**SET PROBLEM**:
Copy every one of the rows below, keeping each line character for character.

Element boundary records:
———
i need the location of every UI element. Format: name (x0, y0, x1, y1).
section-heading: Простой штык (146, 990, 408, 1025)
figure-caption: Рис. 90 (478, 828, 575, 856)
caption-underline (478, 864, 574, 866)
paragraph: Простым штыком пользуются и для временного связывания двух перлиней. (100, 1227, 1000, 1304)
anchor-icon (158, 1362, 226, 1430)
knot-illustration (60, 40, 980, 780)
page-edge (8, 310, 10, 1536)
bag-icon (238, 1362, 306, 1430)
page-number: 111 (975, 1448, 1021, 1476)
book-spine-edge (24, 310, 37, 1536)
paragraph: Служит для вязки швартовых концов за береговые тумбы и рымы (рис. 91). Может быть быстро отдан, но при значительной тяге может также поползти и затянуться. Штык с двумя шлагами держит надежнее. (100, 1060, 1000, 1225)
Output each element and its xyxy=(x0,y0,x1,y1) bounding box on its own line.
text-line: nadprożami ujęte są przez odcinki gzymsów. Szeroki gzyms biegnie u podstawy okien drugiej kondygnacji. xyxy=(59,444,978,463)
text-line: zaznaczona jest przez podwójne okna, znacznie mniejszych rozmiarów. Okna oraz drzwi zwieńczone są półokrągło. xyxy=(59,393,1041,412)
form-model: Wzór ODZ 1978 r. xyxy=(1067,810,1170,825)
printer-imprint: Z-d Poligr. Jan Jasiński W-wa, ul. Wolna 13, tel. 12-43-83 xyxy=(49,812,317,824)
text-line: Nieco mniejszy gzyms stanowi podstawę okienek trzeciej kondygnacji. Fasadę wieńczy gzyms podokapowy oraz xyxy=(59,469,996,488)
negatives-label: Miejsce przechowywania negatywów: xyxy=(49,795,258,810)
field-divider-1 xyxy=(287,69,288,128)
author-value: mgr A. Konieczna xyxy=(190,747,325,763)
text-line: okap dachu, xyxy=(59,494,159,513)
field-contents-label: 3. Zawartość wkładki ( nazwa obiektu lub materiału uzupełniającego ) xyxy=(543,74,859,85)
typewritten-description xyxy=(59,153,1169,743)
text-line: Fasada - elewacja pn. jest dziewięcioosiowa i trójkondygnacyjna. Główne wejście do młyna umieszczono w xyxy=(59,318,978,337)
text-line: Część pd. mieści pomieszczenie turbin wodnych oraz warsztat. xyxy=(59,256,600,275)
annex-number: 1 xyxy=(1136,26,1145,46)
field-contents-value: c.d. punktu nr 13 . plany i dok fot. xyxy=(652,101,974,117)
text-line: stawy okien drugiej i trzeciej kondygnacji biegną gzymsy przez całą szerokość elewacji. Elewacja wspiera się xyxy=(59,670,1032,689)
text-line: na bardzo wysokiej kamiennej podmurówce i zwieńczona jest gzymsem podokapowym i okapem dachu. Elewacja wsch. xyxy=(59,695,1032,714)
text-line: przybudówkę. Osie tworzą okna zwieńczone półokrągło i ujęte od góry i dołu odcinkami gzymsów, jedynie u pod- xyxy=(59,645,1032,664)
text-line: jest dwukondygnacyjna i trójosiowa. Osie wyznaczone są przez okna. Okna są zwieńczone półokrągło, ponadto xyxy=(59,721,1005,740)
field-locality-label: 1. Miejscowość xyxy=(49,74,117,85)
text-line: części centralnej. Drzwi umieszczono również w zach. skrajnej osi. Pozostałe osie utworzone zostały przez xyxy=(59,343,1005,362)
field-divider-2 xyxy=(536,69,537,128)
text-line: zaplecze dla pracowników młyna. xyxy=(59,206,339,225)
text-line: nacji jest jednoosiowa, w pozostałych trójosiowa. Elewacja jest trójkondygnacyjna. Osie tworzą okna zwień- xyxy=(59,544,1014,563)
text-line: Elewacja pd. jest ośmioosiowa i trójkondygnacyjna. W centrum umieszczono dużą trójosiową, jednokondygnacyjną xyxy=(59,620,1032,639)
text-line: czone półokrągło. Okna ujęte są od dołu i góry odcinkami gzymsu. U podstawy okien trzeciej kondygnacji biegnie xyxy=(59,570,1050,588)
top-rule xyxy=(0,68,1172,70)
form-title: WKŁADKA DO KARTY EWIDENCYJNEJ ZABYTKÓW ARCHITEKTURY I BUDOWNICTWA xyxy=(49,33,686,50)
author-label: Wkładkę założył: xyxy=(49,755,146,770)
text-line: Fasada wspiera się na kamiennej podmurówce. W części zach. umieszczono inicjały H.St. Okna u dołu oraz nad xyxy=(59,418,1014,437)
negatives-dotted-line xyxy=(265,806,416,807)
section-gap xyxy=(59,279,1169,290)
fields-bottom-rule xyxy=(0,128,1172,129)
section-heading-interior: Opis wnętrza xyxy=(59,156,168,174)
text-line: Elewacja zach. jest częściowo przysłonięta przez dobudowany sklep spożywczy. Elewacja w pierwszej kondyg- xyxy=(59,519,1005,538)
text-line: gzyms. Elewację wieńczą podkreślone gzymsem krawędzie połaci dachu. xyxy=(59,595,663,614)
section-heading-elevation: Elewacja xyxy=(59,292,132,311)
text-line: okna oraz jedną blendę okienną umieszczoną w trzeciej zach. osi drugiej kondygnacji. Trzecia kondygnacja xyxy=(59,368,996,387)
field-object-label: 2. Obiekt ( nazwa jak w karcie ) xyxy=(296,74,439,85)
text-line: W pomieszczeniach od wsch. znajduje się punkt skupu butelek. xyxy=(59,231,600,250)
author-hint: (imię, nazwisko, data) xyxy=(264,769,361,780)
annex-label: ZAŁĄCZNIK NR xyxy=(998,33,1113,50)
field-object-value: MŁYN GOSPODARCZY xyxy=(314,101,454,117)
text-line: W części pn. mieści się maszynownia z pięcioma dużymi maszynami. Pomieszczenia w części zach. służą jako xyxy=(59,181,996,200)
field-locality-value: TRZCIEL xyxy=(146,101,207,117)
———
**WRITTEN SOLUTION**:
i need the location of every UI element. Format: name (x0, y0, x1, y1).
section-heading: Простой штык (146, 990, 408, 1025)
figure-caption: Рис. 90 (478, 828, 575, 856)
caption-underline (478, 864, 574, 866)
paragraph: Простым штыком пользуются и для временного связывания двух перлиней. (100, 1227, 1000, 1304)
anchor-icon (158, 1362, 226, 1430)
knot-illustration (60, 40, 980, 780)
page-edge (8, 310, 10, 1536)
bag-icon (238, 1362, 306, 1430)
page-number: 111 (975, 1448, 1021, 1476)
book-spine-edge (24, 310, 37, 1536)
paragraph: Служит для вязки швартовых концов за береговые тумбы и рымы (рис. 91). Может быть быстро отдан, но при значительной тяге может также поползти и затянуться. Штык с двумя шлагами держит надежнее. (100, 1060, 1000, 1225)
Output each element and its xyxy=(x0,y0,x1,y1) bounding box on its own line.
text-line: nadprożami ujęte są przez odcinki gzymsów. Szeroki gzyms biegnie u podstawy okien drugiej kondygnacji. xyxy=(59,444,978,463)
text-line: zaznaczona jest przez podwójne okna, znacznie mniejszych rozmiarów. Okna oraz drzwi zwieńczone są półokrągło. xyxy=(59,393,1041,412)
form-model: Wzór ODZ 1978 r. xyxy=(1067,810,1170,825)
printer-imprint: Z-d Poligr. Jan Jasiński W-wa, ul. Wolna 13, tel. 12-43-83 xyxy=(49,812,317,824)
text-line: Nieco mniejszy gzyms stanowi podstawę okienek trzeciej kondygnacji. Fasadę wieńczy gzyms podokapowy oraz xyxy=(59,469,996,488)
negatives-label: Miejsce przechowywania negatywów: xyxy=(49,795,258,810)
field-divider-1 xyxy=(287,69,288,128)
author-value: mgr A. Konieczna xyxy=(190,747,325,763)
text-line: okap dachu, xyxy=(59,494,159,513)
field-contents-label: 3. Zawartość wkładki ( nazwa obiektu lub materiału uzupełniającego ) xyxy=(543,74,859,85)
typewritten-description xyxy=(59,153,1169,743)
text-line: Fasada - elewacja pn. jest dziewięcioosiowa i trójkondygnacyjna. Główne wejście do młyna umieszczono w xyxy=(59,318,978,337)
text-line: Część pd. mieści pomieszczenie turbin wodnych oraz warsztat. xyxy=(59,256,600,275)
annex-number: 1 xyxy=(1136,26,1145,46)
field-contents-value: c.d. punktu nr 13 . plany i dok fot. xyxy=(652,101,974,117)
text-line: stawy okien drugiej i trzeciej kondygnacji biegną gzymsy przez całą szerokość elewacji. Elewacja wspiera się xyxy=(59,670,1032,689)
text-line: na bardzo wysokiej kamiennej podmurówce i zwieńczona jest gzymsem podokapowym i okapem dachu. Elewacja wsch. xyxy=(59,695,1032,714)
text-line: przybudówkę. Osie tworzą okna zwieńczone półokrągło i ujęte od góry i dołu odcinkami gzymsów, jedynie u pod- xyxy=(59,645,1032,664)
text-line: jest dwukondygnacyjna i trójosiowa. Osie wyznaczone są przez okna. Okna są zwieńczone półokrągło, ponadto xyxy=(59,721,1005,740)
field-locality-label: 1. Miejscowość xyxy=(49,74,117,85)
text-line: części centralnej. Drzwi umieszczono również w zach. skrajnej osi. Pozostałe osie utworzone zostały przez xyxy=(59,343,1005,362)
field-divider-2 xyxy=(536,69,537,128)
text-line: zaplecze dla pracowników młyna. xyxy=(59,206,339,225)
text-line: nacji jest jednoosiowa, w pozostałych trójosiowa. Elewacja jest trójkondygnacyjna. Osie tworzą okna zwień- xyxy=(59,544,1014,563)
text-line: Elewacja pd. jest ośmioosiowa i trójkondygnacyjna. W centrum umieszczono dużą trójosiową, jednokondygnacyjną xyxy=(59,620,1032,639)
text-line: czone półokrągło. Okna ujęte są od dołu i góry odcinkami gzymsu. U podstawy okien trzeciej kondygnacji biegnie xyxy=(59,570,1050,588)
top-rule xyxy=(0,68,1172,70)
form-title: WKŁADKA DO KARTY EWIDENCYJNEJ ZABYTKÓW ARCHITEKTURY I BUDOWNICTWA xyxy=(49,33,686,50)
author-label: Wkładkę założył: xyxy=(49,755,146,770)
text-line: Fasada wspiera się na kamiennej podmurówce. W części zach. umieszczono inicjały H.St. Okna u dołu oraz nad xyxy=(59,418,1014,437)
negatives-dotted-line xyxy=(265,806,416,807)
section-gap xyxy=(59,279,1169,290)
fields-bottom-rule xyxy=(0,128,1172,129)
section-heading-interior: Opis wnętrza xyxy=(59,156,168,174)
text-line: Elewacja zach. jest częściowo przysłonięta przez dobudowany sklep spożywczy. Elewacja w pierwszej kondyg- xyxy=(59,519,1005,538)
text-line: gzyms. Elewację wieńczą podkreślone gzymsem krawędzie połaci dachu. xyxy=(59,595,663,614)
section-heading-elevation: Elewacja xyxy=(59,292,132,311)
text-line: okna oraz jedną blendę okienną umieszczoną w trzeciej zach. osi drugiej kondygnacji. Trzecia kondygnacja xyxy=(59,368,996,387)
field-object-label: 2. Obiekt ( nazwa jak w karcie ) xyxy=(296,74,439,85)
text-line: W pomieszczeniach od wsch. znajduje się punkt skupu butelek. xyxy=(59,231,600,250)
author-hint: (imię, nazwisko, data) xyxy=(264,769,361,780)
annex-label: ZAŁĄCZNIK NR xyxy=(998,33,1113,50)
field-object-value: MŁYN GOSPODARCZY xyxy=(314,101,454,117)
text-line: W części pn. mieści się maszynownia z pięcioma dużymi maszynami. Pomieszczenia w części zach. służą jako xyxy=(59,181,996,200)
field-locality-value: TRZCIEL xyxy=(146,101,207,117)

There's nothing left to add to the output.